■ AIM: Find every line with the word "服装与服饰设计" and report how many there are, without any other text.

■ Dataset items:
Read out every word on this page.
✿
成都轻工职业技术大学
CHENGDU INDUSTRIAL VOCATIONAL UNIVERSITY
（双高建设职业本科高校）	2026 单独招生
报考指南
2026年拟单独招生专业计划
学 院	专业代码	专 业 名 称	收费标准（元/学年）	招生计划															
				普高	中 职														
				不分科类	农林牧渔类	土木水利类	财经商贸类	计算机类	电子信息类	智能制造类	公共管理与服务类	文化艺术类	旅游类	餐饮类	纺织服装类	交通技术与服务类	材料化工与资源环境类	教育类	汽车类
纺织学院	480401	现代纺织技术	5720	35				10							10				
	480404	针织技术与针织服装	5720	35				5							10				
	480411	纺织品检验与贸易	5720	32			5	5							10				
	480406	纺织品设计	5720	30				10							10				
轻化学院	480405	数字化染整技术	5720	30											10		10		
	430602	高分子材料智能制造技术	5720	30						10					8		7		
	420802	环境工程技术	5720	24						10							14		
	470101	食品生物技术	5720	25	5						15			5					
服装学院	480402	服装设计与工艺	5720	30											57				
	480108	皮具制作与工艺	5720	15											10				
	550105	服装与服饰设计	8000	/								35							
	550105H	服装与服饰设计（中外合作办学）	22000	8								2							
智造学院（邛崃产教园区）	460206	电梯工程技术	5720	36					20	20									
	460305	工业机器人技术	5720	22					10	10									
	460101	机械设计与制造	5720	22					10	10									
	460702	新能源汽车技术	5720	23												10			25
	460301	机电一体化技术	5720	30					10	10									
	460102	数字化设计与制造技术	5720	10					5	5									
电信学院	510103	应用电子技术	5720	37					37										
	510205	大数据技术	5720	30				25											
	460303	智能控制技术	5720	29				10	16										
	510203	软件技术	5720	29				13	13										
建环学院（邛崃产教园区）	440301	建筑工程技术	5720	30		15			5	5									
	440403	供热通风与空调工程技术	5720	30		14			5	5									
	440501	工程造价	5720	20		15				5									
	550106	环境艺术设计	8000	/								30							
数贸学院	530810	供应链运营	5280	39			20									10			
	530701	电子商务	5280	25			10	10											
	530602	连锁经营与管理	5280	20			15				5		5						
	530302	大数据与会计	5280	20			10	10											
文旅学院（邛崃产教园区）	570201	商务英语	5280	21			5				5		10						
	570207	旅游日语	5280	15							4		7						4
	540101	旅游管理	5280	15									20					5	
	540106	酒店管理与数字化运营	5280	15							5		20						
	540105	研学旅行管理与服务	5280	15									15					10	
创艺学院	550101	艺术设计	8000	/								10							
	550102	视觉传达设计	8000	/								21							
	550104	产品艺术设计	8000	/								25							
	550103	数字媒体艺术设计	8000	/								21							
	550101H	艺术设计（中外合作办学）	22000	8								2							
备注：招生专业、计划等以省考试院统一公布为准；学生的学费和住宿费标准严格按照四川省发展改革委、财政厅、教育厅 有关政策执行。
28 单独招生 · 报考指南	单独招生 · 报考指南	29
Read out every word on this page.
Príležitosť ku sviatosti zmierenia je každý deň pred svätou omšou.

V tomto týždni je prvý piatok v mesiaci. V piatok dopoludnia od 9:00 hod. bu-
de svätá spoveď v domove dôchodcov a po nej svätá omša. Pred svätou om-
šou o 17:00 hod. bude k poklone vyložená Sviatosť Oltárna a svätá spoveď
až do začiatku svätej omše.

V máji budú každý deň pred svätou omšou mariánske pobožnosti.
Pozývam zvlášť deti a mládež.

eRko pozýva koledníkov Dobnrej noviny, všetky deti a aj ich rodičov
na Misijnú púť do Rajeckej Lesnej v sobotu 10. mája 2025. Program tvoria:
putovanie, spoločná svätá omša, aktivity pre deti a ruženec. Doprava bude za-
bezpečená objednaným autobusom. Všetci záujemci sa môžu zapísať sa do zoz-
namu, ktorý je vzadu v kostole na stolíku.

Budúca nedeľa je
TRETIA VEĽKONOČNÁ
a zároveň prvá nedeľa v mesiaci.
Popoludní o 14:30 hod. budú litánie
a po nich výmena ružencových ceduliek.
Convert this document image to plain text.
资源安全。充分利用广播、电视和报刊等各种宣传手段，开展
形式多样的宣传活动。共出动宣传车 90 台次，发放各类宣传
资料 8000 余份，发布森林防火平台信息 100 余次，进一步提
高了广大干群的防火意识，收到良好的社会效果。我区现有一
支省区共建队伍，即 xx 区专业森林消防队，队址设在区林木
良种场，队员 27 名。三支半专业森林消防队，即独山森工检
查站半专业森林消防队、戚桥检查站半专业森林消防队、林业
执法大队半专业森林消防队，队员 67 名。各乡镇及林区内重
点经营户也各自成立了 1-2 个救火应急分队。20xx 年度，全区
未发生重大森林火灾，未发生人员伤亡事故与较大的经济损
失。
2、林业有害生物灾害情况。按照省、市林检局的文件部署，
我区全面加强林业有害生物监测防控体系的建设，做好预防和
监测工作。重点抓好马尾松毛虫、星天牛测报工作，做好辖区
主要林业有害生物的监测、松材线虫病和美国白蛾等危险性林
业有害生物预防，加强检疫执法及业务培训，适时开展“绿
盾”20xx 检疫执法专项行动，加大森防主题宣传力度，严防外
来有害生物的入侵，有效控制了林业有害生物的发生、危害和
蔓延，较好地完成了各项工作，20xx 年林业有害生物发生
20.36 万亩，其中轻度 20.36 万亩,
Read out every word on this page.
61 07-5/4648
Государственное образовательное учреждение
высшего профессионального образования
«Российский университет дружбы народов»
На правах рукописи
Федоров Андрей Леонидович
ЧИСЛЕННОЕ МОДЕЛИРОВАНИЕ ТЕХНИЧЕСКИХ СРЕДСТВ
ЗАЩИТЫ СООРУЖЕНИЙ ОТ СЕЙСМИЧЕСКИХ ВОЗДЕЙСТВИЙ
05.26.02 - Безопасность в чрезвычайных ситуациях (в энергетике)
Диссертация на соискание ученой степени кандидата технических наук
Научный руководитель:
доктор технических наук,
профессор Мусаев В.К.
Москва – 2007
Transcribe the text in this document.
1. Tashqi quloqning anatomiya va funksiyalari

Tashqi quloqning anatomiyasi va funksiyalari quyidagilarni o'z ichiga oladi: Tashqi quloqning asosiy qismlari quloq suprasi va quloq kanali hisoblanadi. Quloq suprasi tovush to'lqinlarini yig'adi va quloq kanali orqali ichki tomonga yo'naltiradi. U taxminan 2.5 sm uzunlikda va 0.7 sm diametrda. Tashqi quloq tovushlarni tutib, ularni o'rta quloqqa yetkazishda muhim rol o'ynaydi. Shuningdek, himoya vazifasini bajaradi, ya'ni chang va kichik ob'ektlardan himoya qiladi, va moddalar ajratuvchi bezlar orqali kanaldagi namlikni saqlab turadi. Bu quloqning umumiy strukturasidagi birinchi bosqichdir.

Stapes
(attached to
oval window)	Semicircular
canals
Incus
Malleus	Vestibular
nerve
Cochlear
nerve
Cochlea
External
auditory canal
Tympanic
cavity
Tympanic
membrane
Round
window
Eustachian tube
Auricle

■ TASK ANSWER: 2